Records from a collection
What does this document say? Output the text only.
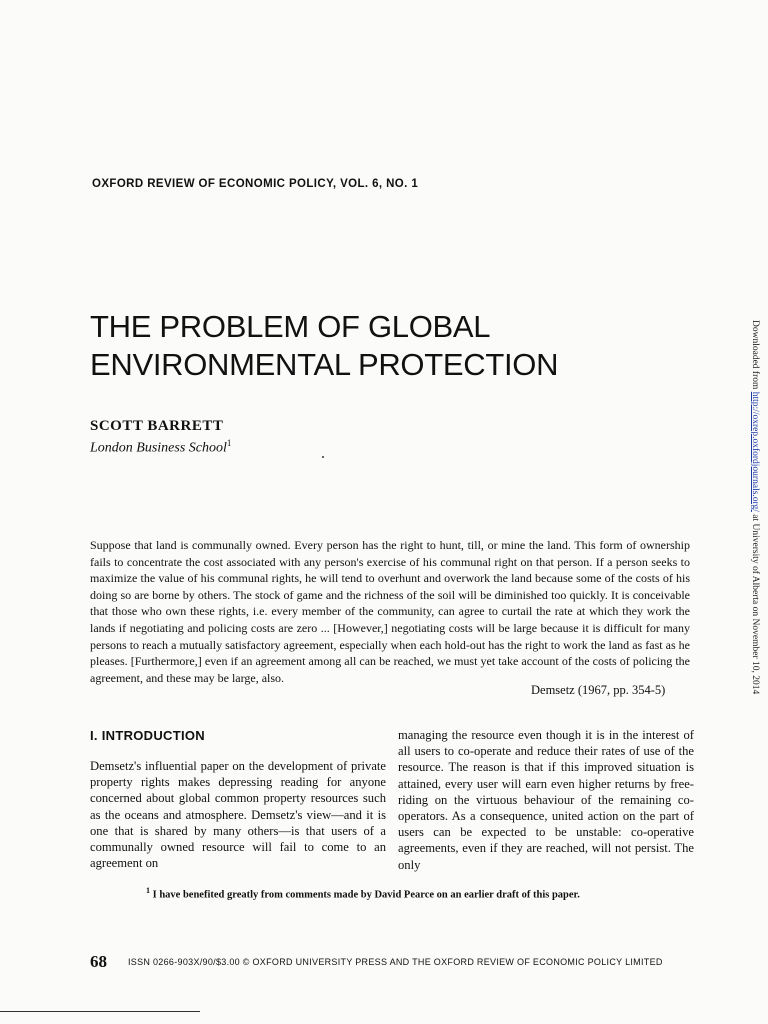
OXFORD REVIEW OF ECONOMIC POLICY, VOL. 6, NO. 1
THE PROBLEM OF GLOBAL
ENVIRONMENTAL PROTECTION
SCOTT BARRETT
London Business School$^1$

Suppose that land is communally owned. Every person has the right to hunt, till, or mine the land. This form of ownership fails to concentrate the cost associated with any person's exercise of his communal right on that person. If a person seeks to maximize the value of his communal rights, he will tend to overhunt and overwork the land because some of the costs of his doing so are borne by others. The stock of game and the richness of the soil will be diminished too quickly. It is conceivable that those who own these rights, i.e. every member of the community, can agree to curtail the rate at which they work the lands if negotiating and policing costs are zero ... [However,] negotiating costs will be large because it is difficult for many persons to reach a mutually satisfactory agreement, especially when each hold-out has the right to work the land as fast as he pleases. [Furthermore,] even if an agreement among all can be reached, we must yet take account of the costs of policing the agreement, and these may be large, also.

Demsetz (1967, pp. 354-5)
I. INTRODUCTION

Demsetz's influential paper on the development of private property rights makes depressing reading for anyone concerned about global common property resources such as the oceans and atmosphere. Demsetz's view—and it is one that is shared by many others—is that users of a communally owned resource will fail to come to an agreement on

managing the resource even though it is in the interest of all users to co-operate and reduce their rates of use of the resource. The reason is that if this improved situation is attained, every user will earn even higher returns by free-riding on the virtuous behaviour of the remaining co-operators. As a consequence, united action on the part of users can be expected to be unstable: co-operative agreements, even if they are reached, will not persist. The only

$^1$ I have benefited greatly from comments made by David Pearce on an earlier draft of this paper.
68 ISSN 0266-903X/90/$3.00 © OXFORD UNIVERSITY PRESS AND THE OXFORD REVIEW OF ECONOMIC POLICY LIMITED
Downloaded from http://oxrep.oxfordjournals.org/ at University of Alberta on November 10, 2014
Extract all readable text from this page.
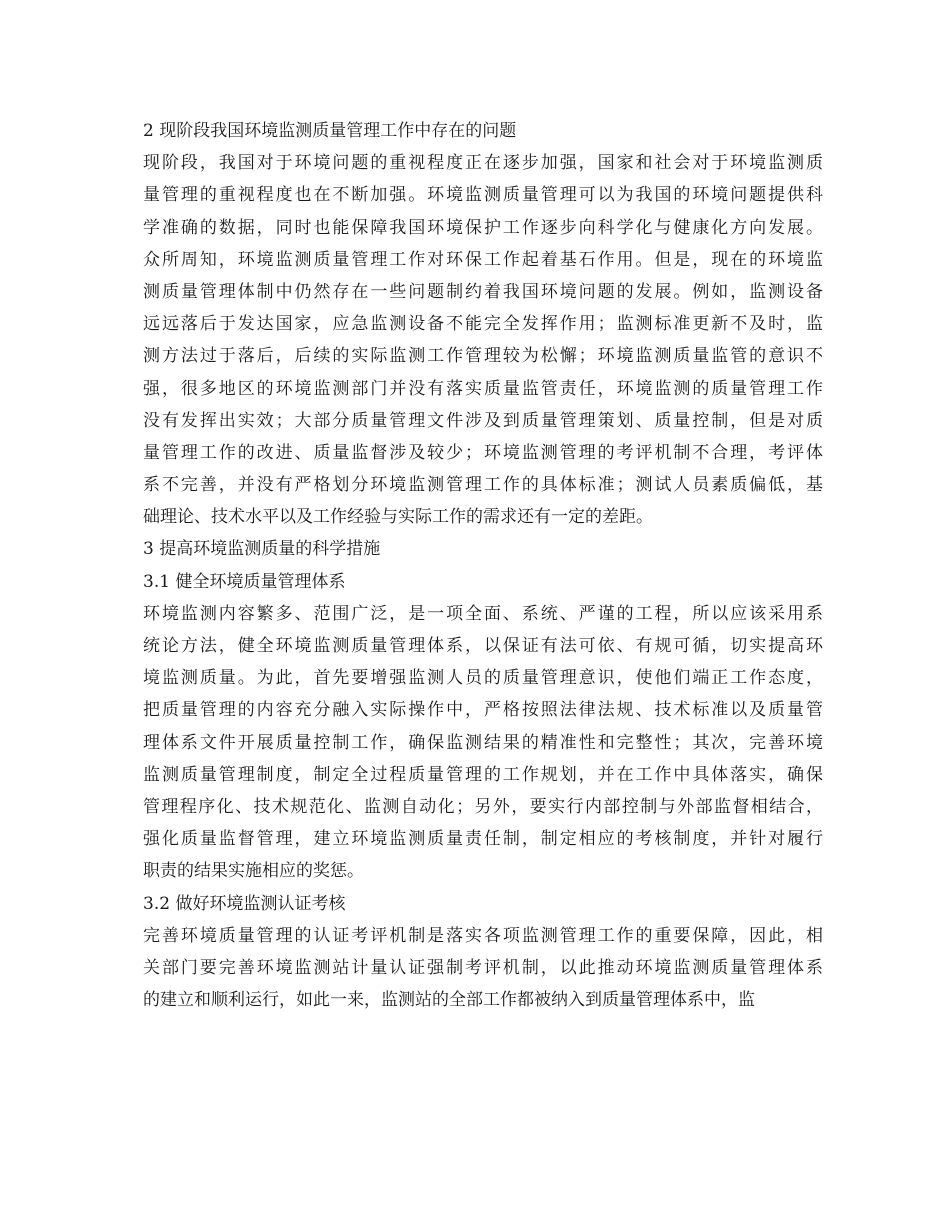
2 现阶段我国环境监测质量管理工作中存在的问题
现阶段，我国对于环境问题的重视程度正在逐步加强，国家和社会对于环境监测质
量管理的重视程度也在不断加强。环境监测质量管理可以为我国的环境问题提供科
学准确的数据，同时也能保障我国环境保护工作逐步向科学化与健康化方向发展。
众所周知，环境监测质量管理工作对环保工作起着基石作用。但是，现在的环境监
测质量管理体制中仍然存在一些问题制约着我国环境问题的发展。例如，监测设备
远远落后于发达国家，应急监测设备不能完全发挥作用；监测标准更新不及时，监
测方法过于落后，后续的实际监测工作管理较为松懈；环境监测质量监管的意识不
强，很多地区的环境监测部门并没有落实质量监管责任，环境监测的质量管理工作
没有发挥出实效；大部分质量管理文件涉及到质量管理策划、质量控制，但是对质
量管理工作的改进、质量监督涉及较少；环境监测管理的考评机制不合理，考评体
系不完善，并没有严格划分环境监测管理工作的具体标准；测试人员素质偏低，基
础理论、技术水平以及工作经验与实际工作的需求还有一定的差距。
3 提高环境监测质量的科学措施
3.1 健全环境质量管理体系
环境监测内容繁多、范围广泛，是一项全面、系统、严谨的工程，所以应该采用系
统论方法，健全环境监测质量管理体系，以保证有法可依、有规可循，切实提高环
境监测质量。为此，首先要增强监测人员的质量管理意识，使他们端正工作态度，
把质量管理的内容充分融入实际操作中，严格按照法律法规、技术标准以及质量管
理体系文件开展质量控制工作，确保监测结果的精准性和完整性；其次，完善环境
监测质量管理制度，制定全过程质量管理的工作规划，并在工作中具体落实，确保
管理程序化、技术规范化、监测自动化；另外，要实行内部控制与外部监督相结合，
强化质量监督管理，建立环境监测质量责任制，制定相应的考核制度，并针对履行
职责的结果实施相应的奖惩。
3.2 做好环境监测认证考核
完善环境质量管理的认证考评机制是落实各项监测管理工作的重要保障，因此，相
关部门要完善环境监测站计量认证强制考评机制，以此推动环境监测质量管理体系
的建立和顺利运行，如此一来，监测站的全部工作都被纳入到质量管理体系中，监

**EXERCISE REQUIREMENTS**
All the records above need to be given again word for word. Skip the pictures.

**RESPONSE BELOW**
What does this document say? Output the text only.
OXFORD REVIEW OF ECONOMIC POLICY, VOL. 6, NO. 1
THE PROBLEM OF GLOBAL
ENVIRONMENTAL PROTECTION
SCOTT BARRETT
London Business School$^1$

Suppose that land is communally owned. Every person has the right to hunt, till, or mine the land. This form of ownership fails to concentrate the cost associated with any person's exercise of his communal right on that person. If a person seeks to maximize the value of his communal rights, he will tend to overhunt and overwork the land because some of the costs of his doing so are borne by others. The stock of game and the richness of the soil will be diminished too quickly. It is conceivable that those who own these rights, i.e. every member of the community, can agree to curtail the rate at which they work the lands if negotiating and policing costs are zero ... [However,] negotiating costs will be large because it is difficult for many persons to reach a mutually satisfactory agreement, especially when each hold-out has the right to work the land as fast as he pleases. [Furthermore,] even if an agreement among all can be reached, we must yet take account of the costs of policing the agreement, and these may be large, also.

Demsetz (1967, pp. 354-5)
I. INTRODUCTION

Demsetz's influential paper on the development of private property rights makes depressing reading for anyone concerned about global common property resources such as the oceans and atmosphere. Demsetz's view—and it is one that is shared by many others—is that users of a communally owned resource will fail to come to an agreement on

managing the resource even though it is in the interest of all users to co-operate and reduce their rates of use of the resource. The reason is that if this improved situation is attained, every user will earn even higher returns by free-riding on the virtuous behaviour of the remaining co-operators. As a consequence, united action on the part of users can be expected to be unstable: co-operative agreements, even if they are reached, will not persist. The only

$^1$ I have benefited greatly from comments made by David Pearce on an earlier draft of this paper.
68 ISSN 0266-903X/90/$3.00 © OXFORD UNIVERSITY PRESS AND THE OXFORD REVIEW OF ECONOMIC POLICY LIMITED
Downloaded from http://oxrep.oxfordjournals.org/ at University of Alberta on November 10, 2014
Extract all readable text from this page.
2 现阶段我国环境监测质量管理工作中存在的问题
现阶段，我国对于环境问题的重视程度正在逐步加强，国家和社会对于环境监测质
量管理的重视程度也在不断加强。环境监测质量管理可以为我国的环境问题提供科
学准确的数据，同时也能保障我国环境保护工作逐步向科学化与健康化方向发展。
众所周知，环境监测质量管理工作对环保工作起着基石作用。但是，现在的环境监
测质量管理体制中仍然存在一些问题制约着我国环境问题的发展。例如，监测设备
远远落后于发达国家，应急监测设备不能完全发挥作用；监测标准更新不及时，监
测方法过于落后，后续的实际监测工作管理较为松懈；环境监测质量监管的意识不
强，很多地区的环境监测部门并没有落实质量监管责任，环境监测的质量管理工作
没有发挥出实效；大部分质量管理文件涉及到质量管理策划、质量控制，但是对质
量管理工作的改进、质量监督涉及较少；环境监测管理的考评机制不合理，考评体
系不完善，并没有严格划分环境监测管理工作的具体标准；测试人员素质偏低，基
础理论、技术水平以及工作经验与实际工作的需求还有一定的差距。
3 提高环境监测质量的科学措施
3.1 健全环境质量管理体系
环境监测内容繁多、范围广泛，是一项全面、系统、严谨的工程，所以应该采用系
统论方法，健全环境监测质量管理体系，以保证有法可依、有规可循，切实提高环
境监测质量。为此，首先要增强监测人员的质量管理意识，使他们端正工作态度，
把质量管理的内容充分融入实际操作中，严格按照法律法规、技术标准以及质量管
理体系文件开展质量控制工作，确保监测结果的精准性和完整性；其次，完善环境
监测质量管理制度，制定全过程质量管理的工作规划，并在工作中具体落实，确保
管理程序化、技术规范化、监测自动化；另外，要实行内部控制与外部监督相结合，
强化质量监督管理，建立环境监测质量责任制，制定相应的考核制度，并针对履行
职责的结果实施相应的奖惩。
3.2 做好环境监测认证考核
完善环境质量管理的认证考评机制是落实各项监测管理工作的重要保障，因此，相
关部门要完善环境监测站计量认证强制考评机制，以此推动环境监测质量管理体系
的建立和顺利运行，如此一来，监测站的全部工作都被纳入到质量管理体系中，监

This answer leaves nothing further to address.